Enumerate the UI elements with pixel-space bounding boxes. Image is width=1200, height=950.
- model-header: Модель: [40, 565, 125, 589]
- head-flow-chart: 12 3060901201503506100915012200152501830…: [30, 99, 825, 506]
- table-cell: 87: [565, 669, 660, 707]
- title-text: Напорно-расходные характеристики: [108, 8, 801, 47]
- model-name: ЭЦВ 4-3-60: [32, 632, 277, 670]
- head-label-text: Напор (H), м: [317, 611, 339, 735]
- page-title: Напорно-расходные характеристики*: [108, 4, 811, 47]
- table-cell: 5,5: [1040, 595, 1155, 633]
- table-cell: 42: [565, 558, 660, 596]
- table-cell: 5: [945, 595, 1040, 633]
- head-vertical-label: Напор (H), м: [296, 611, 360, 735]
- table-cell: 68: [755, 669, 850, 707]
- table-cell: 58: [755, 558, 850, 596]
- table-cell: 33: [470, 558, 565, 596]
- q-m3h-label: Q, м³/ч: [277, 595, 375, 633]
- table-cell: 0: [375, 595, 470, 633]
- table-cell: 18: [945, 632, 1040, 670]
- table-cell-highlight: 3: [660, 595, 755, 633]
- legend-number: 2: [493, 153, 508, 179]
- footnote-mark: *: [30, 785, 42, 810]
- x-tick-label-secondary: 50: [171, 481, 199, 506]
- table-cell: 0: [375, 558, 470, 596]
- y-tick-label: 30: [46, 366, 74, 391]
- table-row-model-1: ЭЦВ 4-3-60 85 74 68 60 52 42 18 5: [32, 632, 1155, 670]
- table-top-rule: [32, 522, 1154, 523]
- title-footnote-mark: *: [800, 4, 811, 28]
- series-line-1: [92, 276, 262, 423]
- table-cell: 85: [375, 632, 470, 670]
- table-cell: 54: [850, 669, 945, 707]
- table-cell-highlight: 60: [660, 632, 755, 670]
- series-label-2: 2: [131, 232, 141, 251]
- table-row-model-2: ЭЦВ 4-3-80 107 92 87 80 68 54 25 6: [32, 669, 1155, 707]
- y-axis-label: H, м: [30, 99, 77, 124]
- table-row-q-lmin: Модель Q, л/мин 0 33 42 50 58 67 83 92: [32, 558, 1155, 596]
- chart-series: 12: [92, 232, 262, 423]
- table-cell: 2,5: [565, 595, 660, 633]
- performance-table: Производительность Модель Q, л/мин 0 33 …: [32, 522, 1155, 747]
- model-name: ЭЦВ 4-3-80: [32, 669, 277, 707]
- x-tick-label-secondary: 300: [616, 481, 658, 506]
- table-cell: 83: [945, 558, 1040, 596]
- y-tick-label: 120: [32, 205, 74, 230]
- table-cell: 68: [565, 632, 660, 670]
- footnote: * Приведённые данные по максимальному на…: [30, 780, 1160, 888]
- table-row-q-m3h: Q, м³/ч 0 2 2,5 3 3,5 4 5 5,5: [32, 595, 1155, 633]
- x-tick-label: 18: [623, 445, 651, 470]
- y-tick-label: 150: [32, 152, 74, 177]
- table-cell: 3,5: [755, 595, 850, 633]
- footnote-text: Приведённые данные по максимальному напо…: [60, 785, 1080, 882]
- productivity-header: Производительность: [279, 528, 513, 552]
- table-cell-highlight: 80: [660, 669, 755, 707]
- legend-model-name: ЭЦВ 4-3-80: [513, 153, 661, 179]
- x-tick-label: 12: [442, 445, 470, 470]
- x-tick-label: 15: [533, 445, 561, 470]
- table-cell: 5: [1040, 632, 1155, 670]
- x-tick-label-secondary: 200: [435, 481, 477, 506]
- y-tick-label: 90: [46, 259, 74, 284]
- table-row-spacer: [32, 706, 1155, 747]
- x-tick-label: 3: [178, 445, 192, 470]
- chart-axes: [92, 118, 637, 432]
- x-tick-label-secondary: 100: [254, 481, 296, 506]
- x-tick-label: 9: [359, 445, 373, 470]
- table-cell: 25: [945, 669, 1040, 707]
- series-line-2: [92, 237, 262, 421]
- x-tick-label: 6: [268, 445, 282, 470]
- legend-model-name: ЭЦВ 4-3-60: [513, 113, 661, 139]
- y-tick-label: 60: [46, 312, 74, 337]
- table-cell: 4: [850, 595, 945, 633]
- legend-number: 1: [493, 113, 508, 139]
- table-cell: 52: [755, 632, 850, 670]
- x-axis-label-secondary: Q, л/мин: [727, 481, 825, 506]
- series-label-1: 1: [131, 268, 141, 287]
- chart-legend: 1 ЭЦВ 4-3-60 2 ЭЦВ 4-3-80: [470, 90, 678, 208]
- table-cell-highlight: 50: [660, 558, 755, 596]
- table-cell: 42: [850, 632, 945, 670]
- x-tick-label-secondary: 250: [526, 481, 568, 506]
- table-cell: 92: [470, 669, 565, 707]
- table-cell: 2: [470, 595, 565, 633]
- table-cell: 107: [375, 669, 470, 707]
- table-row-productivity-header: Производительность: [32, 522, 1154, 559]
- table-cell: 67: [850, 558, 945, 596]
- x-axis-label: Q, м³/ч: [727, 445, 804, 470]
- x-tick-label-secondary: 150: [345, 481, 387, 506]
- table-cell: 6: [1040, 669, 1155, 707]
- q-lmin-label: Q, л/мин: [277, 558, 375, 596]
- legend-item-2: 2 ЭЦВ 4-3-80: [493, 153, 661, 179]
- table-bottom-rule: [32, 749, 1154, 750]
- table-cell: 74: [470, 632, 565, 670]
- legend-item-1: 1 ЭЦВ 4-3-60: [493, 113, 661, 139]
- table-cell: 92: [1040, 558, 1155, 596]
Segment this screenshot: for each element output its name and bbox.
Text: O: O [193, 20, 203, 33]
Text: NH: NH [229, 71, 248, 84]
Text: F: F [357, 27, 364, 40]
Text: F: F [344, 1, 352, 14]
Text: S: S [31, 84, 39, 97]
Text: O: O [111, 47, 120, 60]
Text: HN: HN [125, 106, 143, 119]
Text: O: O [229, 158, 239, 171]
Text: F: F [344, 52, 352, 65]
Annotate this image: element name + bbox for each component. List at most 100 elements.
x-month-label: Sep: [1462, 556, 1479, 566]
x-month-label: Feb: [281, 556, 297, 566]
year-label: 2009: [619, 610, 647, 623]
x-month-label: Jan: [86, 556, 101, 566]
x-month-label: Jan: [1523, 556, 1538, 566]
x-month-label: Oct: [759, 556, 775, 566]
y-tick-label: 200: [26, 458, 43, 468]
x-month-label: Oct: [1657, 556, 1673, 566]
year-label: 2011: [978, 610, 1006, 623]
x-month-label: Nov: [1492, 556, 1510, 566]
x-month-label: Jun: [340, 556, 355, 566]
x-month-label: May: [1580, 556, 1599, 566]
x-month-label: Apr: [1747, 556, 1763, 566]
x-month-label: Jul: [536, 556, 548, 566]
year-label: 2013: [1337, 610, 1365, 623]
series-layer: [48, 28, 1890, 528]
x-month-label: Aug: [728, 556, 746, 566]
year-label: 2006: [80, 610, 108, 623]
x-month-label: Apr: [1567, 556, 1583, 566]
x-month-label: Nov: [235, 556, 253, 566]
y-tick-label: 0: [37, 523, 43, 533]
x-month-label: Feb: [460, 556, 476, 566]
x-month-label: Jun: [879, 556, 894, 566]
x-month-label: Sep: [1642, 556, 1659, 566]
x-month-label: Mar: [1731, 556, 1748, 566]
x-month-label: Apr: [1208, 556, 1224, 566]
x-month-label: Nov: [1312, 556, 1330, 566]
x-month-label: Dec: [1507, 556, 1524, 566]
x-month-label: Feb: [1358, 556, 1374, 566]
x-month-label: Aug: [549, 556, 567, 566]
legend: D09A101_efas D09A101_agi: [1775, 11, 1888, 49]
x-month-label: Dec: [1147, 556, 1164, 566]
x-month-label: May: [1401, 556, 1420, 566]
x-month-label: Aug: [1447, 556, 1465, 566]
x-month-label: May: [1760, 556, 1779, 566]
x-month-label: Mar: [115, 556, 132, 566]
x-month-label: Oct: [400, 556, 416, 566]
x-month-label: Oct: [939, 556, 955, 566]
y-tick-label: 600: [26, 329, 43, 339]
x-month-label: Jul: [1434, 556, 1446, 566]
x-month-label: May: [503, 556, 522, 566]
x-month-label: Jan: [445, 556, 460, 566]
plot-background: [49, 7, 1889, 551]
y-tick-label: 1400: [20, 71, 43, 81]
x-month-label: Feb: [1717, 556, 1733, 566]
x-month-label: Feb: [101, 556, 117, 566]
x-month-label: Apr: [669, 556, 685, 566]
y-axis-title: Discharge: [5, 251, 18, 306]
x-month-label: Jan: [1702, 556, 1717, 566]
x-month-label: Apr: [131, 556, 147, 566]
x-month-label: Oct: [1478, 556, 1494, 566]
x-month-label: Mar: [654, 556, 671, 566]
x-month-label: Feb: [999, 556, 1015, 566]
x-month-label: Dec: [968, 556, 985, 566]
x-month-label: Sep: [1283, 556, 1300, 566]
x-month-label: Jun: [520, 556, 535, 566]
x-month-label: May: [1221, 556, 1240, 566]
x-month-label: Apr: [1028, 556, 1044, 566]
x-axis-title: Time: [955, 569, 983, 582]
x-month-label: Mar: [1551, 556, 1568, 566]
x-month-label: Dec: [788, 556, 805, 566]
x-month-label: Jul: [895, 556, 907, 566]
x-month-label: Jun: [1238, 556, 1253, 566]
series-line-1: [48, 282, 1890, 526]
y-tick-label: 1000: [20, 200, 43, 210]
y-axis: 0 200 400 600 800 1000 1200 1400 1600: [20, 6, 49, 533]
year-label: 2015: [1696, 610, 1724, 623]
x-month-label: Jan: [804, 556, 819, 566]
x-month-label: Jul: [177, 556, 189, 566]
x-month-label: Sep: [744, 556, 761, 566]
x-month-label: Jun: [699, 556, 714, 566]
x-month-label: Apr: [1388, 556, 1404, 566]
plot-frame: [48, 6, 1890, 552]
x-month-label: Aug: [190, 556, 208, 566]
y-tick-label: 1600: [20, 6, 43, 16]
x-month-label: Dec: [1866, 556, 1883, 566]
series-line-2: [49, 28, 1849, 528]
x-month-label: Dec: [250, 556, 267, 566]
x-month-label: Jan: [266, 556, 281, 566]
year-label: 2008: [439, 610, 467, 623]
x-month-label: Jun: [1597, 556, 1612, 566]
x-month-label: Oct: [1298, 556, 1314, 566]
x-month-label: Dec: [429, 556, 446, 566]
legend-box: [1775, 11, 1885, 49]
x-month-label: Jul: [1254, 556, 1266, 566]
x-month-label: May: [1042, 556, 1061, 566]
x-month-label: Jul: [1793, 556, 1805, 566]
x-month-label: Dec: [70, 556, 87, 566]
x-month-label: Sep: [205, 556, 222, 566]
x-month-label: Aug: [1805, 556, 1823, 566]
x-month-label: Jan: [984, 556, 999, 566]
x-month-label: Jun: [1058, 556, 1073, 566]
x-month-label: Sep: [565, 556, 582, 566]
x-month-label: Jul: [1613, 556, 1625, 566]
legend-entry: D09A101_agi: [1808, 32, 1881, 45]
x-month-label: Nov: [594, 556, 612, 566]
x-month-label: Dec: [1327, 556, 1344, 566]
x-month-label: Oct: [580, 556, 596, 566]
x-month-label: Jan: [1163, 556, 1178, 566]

What this task involves: Extract the lines from the start of the entries through the line with "- table-cell: 58: [755, 558, 850, 596]", both included, and repeat them word for word.

Problem solution:
Enumerate the UI elements with pixel-space bounding boxes. Image is width=1200, height=950.
- model-header: Модель: [40, 565, 125, 589]
- head-flow-chart: 12 3060901201503506100915012200152501830…: [30, 99, 825, 506]
- table-cell: 87: [565, 669, 660, 707]
- title-text: Напорно-расходные характеристики: [108, 8, 801, 47]
- model-name: ЭЦВ 4-3-60: [32, 632, 277, 670]
- head-label-text: Напор (H), м: [317, 611, 339, 735]
- page-title: Напорно-расходные характеристики*: [108, 4, 811, 47]
- table-cell: 5,5: [1040, 595, 1155, 633]
- table-cell: 42: [565, 558, 660, 596]
- table-cell: 5: [945, 595, 1040, 633]
- head-vertical-label: Напор (H), м: [296, 611, 360, 735]
- table-cell: 68: [755, 669, 850, 707]
- table-cell: 58: [755, 558, 850, 596]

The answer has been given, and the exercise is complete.